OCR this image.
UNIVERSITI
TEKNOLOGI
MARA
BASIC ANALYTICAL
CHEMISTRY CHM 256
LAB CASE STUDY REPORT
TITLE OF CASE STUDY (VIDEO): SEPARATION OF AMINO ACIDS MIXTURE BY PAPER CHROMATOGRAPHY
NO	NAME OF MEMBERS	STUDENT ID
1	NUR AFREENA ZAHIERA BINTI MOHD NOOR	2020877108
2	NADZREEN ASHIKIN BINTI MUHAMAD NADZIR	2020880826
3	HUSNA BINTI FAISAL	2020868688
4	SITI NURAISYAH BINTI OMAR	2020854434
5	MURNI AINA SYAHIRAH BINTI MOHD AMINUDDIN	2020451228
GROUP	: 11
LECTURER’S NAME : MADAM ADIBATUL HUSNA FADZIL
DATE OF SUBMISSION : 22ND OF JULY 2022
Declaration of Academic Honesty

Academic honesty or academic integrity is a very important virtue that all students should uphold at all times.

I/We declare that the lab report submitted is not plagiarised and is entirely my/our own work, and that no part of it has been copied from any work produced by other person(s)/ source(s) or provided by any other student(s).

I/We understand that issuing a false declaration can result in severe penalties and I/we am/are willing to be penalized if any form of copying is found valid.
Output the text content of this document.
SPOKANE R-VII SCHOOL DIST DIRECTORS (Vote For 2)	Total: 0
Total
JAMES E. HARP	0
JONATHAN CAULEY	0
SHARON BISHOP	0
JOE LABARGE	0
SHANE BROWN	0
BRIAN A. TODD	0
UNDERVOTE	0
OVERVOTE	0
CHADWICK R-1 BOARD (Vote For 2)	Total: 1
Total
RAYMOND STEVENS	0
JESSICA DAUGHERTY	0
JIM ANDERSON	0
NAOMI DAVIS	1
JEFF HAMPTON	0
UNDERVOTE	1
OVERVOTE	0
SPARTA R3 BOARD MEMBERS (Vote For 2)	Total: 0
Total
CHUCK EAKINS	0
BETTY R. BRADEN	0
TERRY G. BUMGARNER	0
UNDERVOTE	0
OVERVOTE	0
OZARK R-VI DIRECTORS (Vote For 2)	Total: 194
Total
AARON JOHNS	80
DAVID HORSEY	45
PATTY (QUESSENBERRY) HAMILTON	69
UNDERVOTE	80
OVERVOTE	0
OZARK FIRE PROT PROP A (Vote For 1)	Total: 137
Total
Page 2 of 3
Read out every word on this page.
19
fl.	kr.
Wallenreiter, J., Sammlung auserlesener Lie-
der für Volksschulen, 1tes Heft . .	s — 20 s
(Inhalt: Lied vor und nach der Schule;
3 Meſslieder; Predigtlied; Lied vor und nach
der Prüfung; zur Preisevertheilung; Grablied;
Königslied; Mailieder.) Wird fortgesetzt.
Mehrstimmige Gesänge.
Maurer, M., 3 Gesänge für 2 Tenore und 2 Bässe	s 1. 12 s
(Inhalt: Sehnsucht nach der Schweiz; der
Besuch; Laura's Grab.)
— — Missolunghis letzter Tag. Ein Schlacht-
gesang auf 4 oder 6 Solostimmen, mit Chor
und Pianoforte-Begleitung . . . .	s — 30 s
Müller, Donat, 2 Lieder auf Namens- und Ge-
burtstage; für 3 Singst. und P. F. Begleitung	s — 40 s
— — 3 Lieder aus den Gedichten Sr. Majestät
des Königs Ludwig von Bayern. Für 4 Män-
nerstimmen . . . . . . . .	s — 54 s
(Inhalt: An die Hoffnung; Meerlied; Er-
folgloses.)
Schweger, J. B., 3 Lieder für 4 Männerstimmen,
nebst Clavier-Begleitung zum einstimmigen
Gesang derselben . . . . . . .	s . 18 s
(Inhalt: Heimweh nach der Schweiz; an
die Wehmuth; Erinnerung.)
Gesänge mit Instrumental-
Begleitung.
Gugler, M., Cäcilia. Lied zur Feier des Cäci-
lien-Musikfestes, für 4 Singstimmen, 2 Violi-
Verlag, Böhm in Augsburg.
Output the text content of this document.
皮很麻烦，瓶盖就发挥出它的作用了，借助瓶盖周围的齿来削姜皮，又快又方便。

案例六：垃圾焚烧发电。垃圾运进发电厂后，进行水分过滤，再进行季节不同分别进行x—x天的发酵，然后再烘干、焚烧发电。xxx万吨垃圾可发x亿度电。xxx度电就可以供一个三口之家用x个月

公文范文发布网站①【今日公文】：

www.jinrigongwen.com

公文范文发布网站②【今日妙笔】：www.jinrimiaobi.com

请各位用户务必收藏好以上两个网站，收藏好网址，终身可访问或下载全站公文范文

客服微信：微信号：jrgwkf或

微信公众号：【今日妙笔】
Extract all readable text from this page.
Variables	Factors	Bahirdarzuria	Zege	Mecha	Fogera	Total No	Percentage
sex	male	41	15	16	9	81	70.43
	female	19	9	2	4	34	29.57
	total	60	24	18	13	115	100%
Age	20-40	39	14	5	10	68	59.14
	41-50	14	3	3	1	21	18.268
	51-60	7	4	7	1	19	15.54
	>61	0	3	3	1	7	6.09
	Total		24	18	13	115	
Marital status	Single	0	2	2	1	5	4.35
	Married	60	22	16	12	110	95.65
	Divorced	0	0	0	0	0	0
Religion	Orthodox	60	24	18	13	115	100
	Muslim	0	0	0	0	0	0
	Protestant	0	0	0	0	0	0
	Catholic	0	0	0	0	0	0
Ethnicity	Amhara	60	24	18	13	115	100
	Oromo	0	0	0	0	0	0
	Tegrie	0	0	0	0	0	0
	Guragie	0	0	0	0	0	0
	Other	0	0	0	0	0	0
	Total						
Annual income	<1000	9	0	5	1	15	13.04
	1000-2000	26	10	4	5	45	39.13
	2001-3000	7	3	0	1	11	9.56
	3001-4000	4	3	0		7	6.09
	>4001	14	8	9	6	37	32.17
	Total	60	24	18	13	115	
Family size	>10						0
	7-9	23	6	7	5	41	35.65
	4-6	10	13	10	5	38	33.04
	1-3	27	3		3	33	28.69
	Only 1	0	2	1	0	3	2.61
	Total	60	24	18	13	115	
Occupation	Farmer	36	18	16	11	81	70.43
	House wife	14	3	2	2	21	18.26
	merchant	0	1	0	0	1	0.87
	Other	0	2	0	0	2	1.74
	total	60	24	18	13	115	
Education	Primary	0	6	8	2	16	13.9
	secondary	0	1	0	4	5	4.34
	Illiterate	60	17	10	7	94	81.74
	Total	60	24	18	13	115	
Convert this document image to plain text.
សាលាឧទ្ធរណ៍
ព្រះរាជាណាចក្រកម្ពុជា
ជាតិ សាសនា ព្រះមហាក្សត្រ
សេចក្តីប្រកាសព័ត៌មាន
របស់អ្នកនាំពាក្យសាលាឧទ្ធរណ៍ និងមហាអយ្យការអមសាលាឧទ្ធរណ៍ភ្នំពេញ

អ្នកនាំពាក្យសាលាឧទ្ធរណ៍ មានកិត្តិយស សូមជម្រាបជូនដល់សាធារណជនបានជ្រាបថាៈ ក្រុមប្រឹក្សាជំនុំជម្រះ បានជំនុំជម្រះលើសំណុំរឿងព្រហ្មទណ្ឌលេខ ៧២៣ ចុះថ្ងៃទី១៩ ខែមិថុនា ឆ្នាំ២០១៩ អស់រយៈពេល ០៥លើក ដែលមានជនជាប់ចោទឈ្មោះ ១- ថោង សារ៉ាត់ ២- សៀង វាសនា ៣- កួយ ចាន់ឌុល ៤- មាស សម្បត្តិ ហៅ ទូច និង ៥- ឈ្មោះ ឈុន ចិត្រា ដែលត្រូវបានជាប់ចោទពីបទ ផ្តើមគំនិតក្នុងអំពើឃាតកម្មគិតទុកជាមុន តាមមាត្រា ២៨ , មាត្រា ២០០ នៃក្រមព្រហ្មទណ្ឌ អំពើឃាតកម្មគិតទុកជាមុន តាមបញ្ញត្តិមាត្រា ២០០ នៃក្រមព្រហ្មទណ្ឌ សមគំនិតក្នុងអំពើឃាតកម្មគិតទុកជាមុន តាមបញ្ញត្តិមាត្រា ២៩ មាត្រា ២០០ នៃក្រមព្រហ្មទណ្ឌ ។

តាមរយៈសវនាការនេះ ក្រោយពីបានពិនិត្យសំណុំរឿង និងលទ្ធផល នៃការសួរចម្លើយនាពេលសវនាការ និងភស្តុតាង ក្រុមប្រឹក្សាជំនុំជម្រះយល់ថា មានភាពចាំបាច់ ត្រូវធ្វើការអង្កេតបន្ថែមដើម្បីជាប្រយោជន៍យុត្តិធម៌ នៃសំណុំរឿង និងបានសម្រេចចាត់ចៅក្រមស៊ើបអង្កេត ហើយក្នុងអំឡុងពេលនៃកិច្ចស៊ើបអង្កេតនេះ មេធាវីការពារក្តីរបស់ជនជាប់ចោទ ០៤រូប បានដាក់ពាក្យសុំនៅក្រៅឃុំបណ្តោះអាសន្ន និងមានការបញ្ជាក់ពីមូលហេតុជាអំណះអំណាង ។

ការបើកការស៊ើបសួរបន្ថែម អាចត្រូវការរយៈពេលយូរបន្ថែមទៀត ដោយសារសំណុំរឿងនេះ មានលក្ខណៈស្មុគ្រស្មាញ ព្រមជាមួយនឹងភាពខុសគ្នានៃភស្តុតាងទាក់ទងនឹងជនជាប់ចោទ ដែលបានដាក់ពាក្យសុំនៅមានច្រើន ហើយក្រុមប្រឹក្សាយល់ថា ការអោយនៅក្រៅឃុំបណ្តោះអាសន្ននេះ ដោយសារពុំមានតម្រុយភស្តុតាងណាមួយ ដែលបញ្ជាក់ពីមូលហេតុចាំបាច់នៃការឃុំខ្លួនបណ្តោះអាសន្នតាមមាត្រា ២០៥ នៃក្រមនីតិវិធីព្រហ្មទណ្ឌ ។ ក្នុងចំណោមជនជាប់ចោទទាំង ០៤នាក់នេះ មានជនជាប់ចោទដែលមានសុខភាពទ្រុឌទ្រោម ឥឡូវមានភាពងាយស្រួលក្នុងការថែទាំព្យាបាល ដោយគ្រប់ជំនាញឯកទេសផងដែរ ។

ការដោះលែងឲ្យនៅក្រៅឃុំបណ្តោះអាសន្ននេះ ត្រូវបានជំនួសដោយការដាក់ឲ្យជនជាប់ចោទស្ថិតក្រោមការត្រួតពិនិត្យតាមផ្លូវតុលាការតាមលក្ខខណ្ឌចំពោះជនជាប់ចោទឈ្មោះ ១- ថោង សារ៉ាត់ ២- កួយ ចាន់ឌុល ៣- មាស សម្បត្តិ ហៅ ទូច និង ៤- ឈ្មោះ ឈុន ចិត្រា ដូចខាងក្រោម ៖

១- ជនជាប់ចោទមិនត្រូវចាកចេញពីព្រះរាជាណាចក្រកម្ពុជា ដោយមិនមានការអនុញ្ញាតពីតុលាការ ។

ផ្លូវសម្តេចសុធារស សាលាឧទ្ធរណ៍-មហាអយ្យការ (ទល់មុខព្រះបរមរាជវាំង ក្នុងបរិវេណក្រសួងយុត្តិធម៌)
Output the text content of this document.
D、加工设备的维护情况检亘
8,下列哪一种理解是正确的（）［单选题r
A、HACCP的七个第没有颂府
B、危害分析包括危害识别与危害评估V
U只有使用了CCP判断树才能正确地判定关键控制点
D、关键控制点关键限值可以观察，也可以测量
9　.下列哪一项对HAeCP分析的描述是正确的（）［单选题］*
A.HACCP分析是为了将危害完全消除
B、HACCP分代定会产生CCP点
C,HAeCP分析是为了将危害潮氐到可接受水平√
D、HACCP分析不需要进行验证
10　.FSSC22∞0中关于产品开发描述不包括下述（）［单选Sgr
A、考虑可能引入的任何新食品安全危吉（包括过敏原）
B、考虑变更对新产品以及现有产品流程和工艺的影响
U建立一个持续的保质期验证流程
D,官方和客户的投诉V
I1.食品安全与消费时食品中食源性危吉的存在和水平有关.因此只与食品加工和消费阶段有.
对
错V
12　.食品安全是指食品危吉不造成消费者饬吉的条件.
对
++++++++++
● **What the task asks**
For the data above, state only how many lines include the word "BINTI".

● **Task response**
5